(Element and region listings)
--- --- ---
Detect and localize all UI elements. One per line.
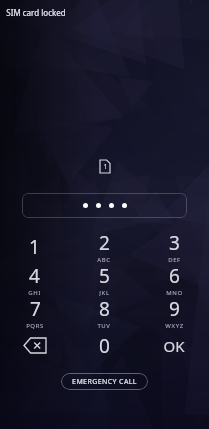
button[interactable]: 7	[0, 296, 69, 329]
staticText: OK	[163, 336, 185, 356]
button[interactable]: OK	[139, 329, 209, 362]
staticText: SIM card locked	[6, 7, 66, 18]
staticText: 6	[169, 263, 180, 289]
button[interactable]: 9	[139, 296, 209, 329]
staticText: 5	[99, 263, 110, 289]
staticText: EMERGENCY CALL	[72, 377, 137, 387]
button[interactable]: 5	[69, 263, 139, 296]
staticText: MNO	[166, 289, 183, 296]
staticText: 0	[99, 333, 110, 359]
staticText: ABC	[97, 256, 111, 263]
staticText: JKL	[99, 289, 110, 296]
staticText: 1	[29, 234, 40, 260]
button[interactable]: EMERGENCY CALL	[61, 373, 148, 390]
staticText: 8	[99, 296, 110, 322]
button[interactable]: 2	[69, 230, 139, 263]
staticText: 2	[99, 230, 110, 256]
button[interactable]: 3	[139, 230, 209, 263]
staticText: 7	[30, 296, 41, 322]
staticText: TUV	[97, 322, 111, 329]
button[interactable]: 8	[69, 296, 139, 329]
staticText: DEF	[168, 256, 181, 263]
button[interactable]: 4	[0, 263, 69, 296]
staticText: GHI	[28, 289, 41, 296]
button[interactable]: 0	[69, 329, 139, 362]
button[interactable]	[22, 193, 187, 218]
button[interactable]: 1	[0, 230, 69, 263]
staticText: 9	[169, 296, 180, 322]
staticText: 3	[169, 230, 180, 256]
staticText: PQRS	[26, 322, 44, 329]
staticText: 1	[103, 162, 108, 172]
staticText: 4	[29, 263, 40, 289]
button[interactable]: 6	[139, 263, 209, 296]
button[interactable]: Backspace	[0, 329, 69, 362]
staticText: WXYZ	[165, 322, 184, 329]
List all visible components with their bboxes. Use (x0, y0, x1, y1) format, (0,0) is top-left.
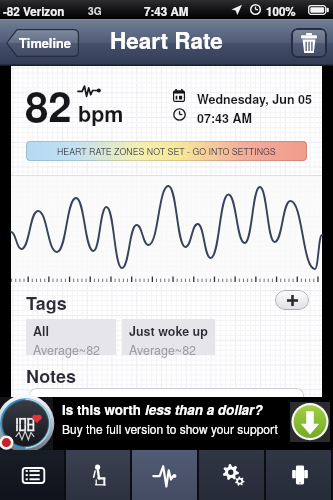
staticText: Tags (26, 290, 67, 316)
staticText: HEART RATE ZONES NOT SET - GO INTO SETTI… (57, 145, 276, 158)
staticText: Buy the full version to show your suppor… (62, 420, 278, 437)
staticText: Is this worth (62, 400, 145, 419)
staticText: Timeline (19, 34, 71, 52)
button[interactable]: Delete (291, 28, 327, 58)
staticText: Average~82 (129, 341, 197, 358)
button[interactable]: Device (266, 450, 333, 500)
button[interactable]: List (0, 450, 66, 500)
staticText: Heart Rate (110, 24, 223, 56)
button[interactable]: Heart rate (132, 450, 199, 500)
button[interactable]: Activity (66, 450, 132, 500)
staticText: 7:43 AM (144, 3, 189, 20)
button[interactable]: HEART RATE ZONES NOT SET - GO INTO SETTI… (26, 141, 307, 161)
staticText: Notes (26, 363, 76, 389)
button[interactable]: Add tag (275, 290, 309, 310)
staticText: 07:43 AM (197, 109, 252, 127)
staticText: All (33, 322, 49, 340)
button[interactable]: Is this worth (0, 397, 333, 450)
staticText: bpm (78, 98, 124, 129)
staticText: Just woke up (129, 322, 208, 340)
button[interactable]: All (26, 319, 116, 355)
staticText: 3G (88, 4, 102, 19)
button[interactable]: Just woke up (122, 319, 215, 355)
button[interactable]: Settings (199, 450, 266, 500)
staticText: 100% (266, 3, 296, 20)
staticText: less than a dollar? (145, 400, 263, 419)
staticText: 82 (25, 75, 72, 135)
staticText: Average~82 (33, 341, 101, 358)
staticText: -82 Verizon (3, 3, 65, 20)
staticText: Wednesday, Jun 05 (197, 90, 312, 108)
button[interactable]: Timeline (5, 29, 79, 57)
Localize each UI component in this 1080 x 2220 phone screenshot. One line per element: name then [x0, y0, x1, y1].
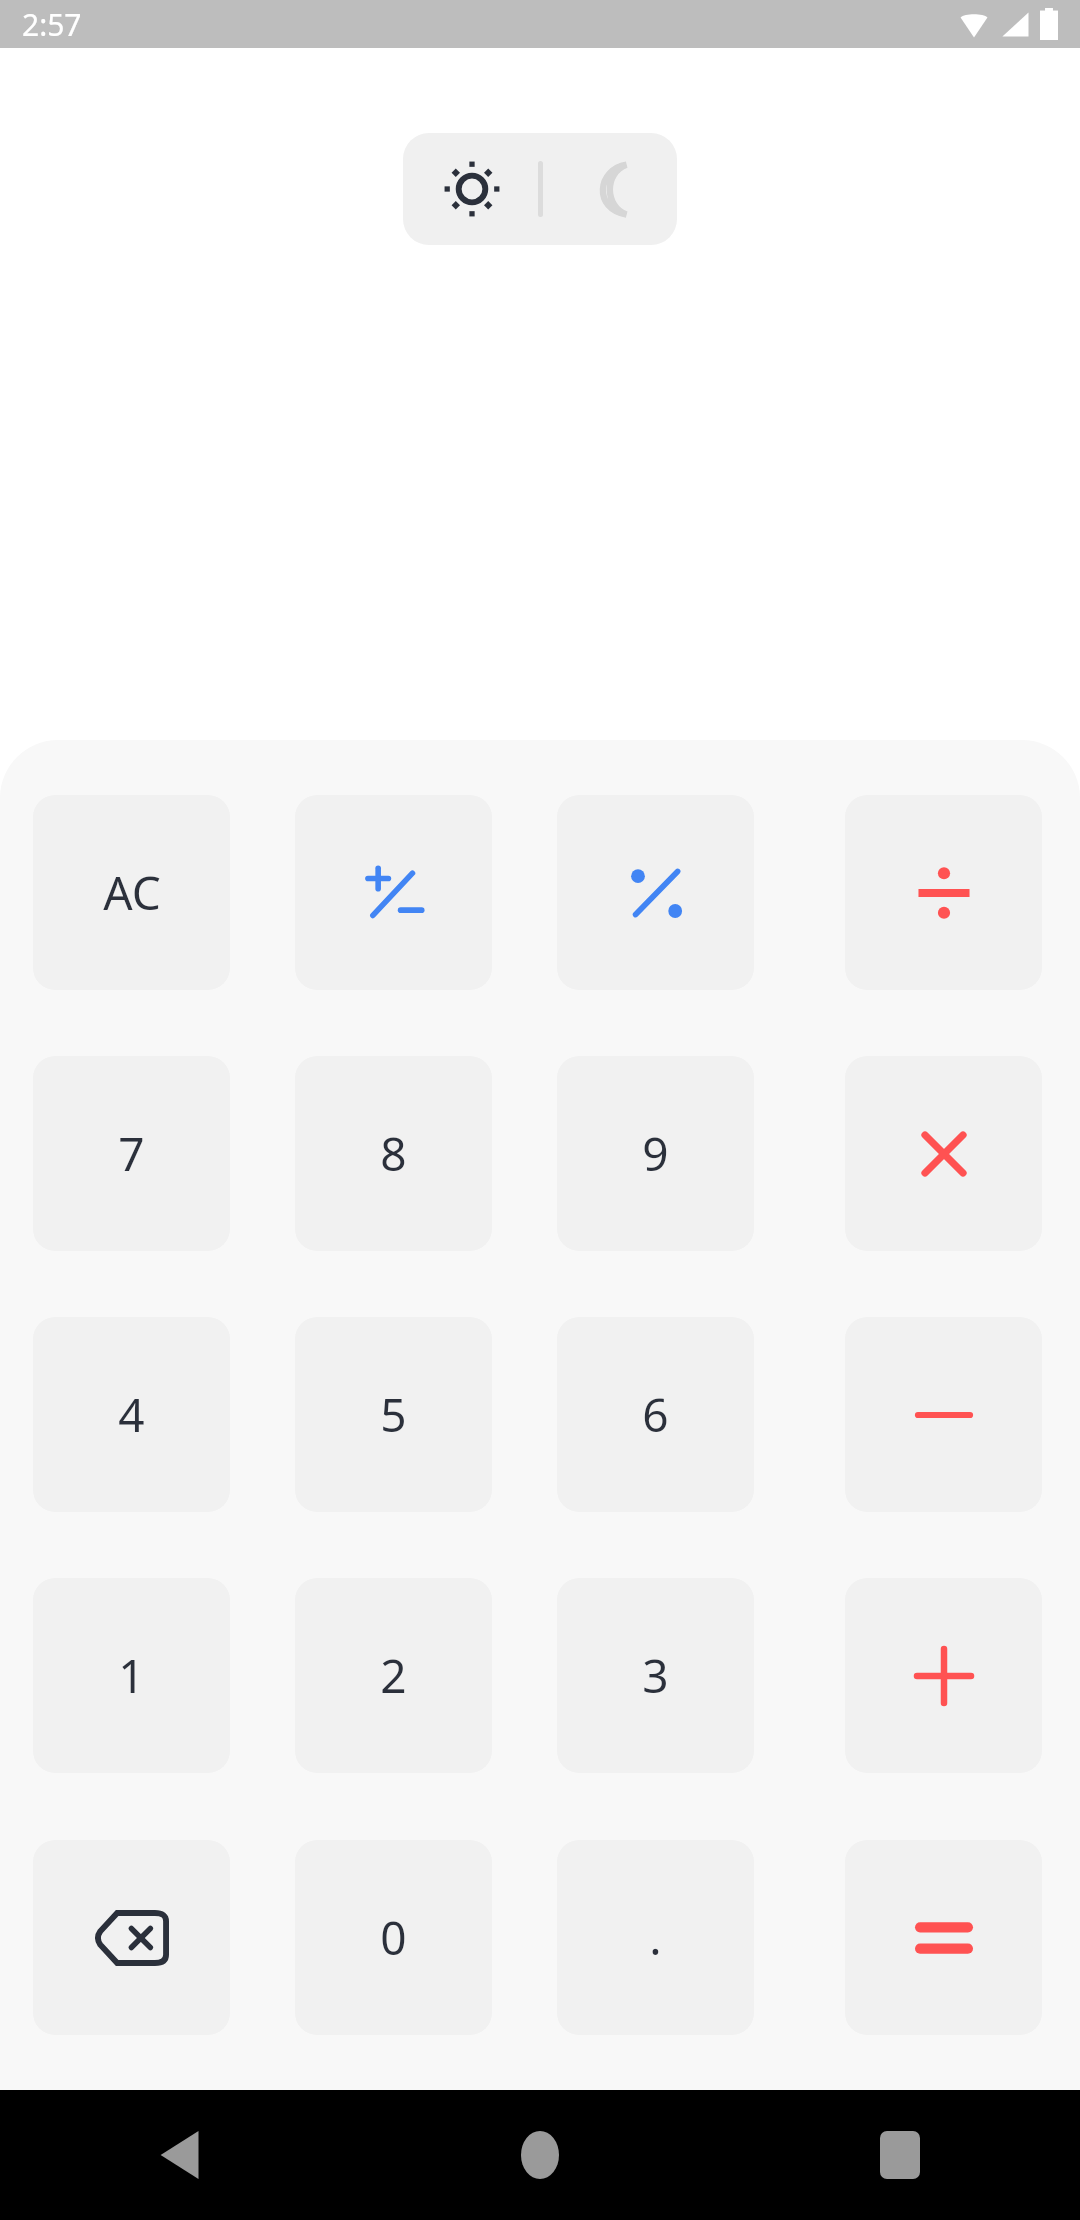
button[interactable]: Plus minus: [295, 795, 492, 990]
button[interactable]: 4: [33, 1317, 230, 1512]
staticText: AC: [103, 861, 161, 924]
button[interactable]: Add: [845, 1578, 1042, 1773]
button[interactable]: 5: [295, 1317, 492, 1512]
button[interactable]: 2: [295, 1578, 492, 1773]
button[interactable]: Divide: [845, 795, 1042, 990]
staticText: 2:57: [22, 4, 82, 45]
button[interactable]: .: [557, 1840, 754, 2035]
button[interactable]: Subtract: [845, 1317, 1042, 1512]
staticText: 2: [380, 1644, 407, 1707]
staticText: 9: [642, 1122, 669, 1185]
button[interactable]: 0: [295, 1840, 492, 2035]
button[interactable]: Percent: [557, 795, 754, 990]
button[interactable]: Equals: [845, 1840, 1042, 2035]
button[interactable]: 3: [557, 1578, 754, 1773]
staticText: 8: [380, 1122, 407, 1185]
staticText: 5: [380, 1383, 407, 1446]
button[interactable]: 1: [33, 1578, 230, 1773]
button[interactable]: Light theme: [403, 133, 540, 245]
staticText: 4: [118, 1383, 145, 1446]
button[interactable]: Recent apps: [720, 2090, 1080, 2220]
button[interactable]: Multiply: [845, 1056, 1042, 1251]
staticText: 0: [380, 1906, 407, 1969]
button[interactable]: Home: [360, 2090, 720, 2220]
staticText: 3: [642, 1644, 669, 1707]
staticText: 6: [642, 1383, 669, 1446]
button[interactable]: 9: [557, 1056, 754, 1251]
button[interactable]: 6: [557, 1317, 754, 1512]
staticText: .: [649, 1906, 662, 1969]
button[interactable]: Backspace: [33, 1840, 230, 2035]
button[interactable]: Dark theme: [540, 133, 677, 245]
button[interactable]: AC: [33, 795, 230, 990]
button[interactable]: 8: [295, 1056, 492, 1251]
button[interactable]: 7: [33, 1056, 230, 1251]
staticText: 1: [118, 1644, 145, 1707]
staticText: 7: [118, 1122, 145, 1185]
button[interactable]: Back: [0, 2090, 360, 2220]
--- --- ---
→ The task:
Can you express the lines from the one containing "button[interactable]: Plus minus: [295, 795, 492, 990]" through the one containing "staticText: 2: [380, 1644, 407, 1707]", both included, as a numbered list, leaving out any blank lines?

→ Answer to this problem:
1. button[interactable]: Plus minus: [295, 795, 492, 990]
2. button[interactable]: 4: [33, 1317, 230, 1512]
3. staticText: AC: [103, 861, 161, 924]
4. button[interactable]: Add: [845, 1578, 1042, 1773]
5. button[interactable]: 5: [295, 1317, 492, 1512]
6. button[interactable]: 2: [295, 1578, 492, 1773]
7. button[interactable]: Divide: [845, 795, 1042, 990]
8. staticText: 2:57: [22, 4, 82, 45]
9. button[interactable]: .: [557, 1840, 754, 2035]
10. button[interactable]: Subtract: [845, 1317, 1042, 1512]
11. staticText: 2: [380, 1644, 407, 1707]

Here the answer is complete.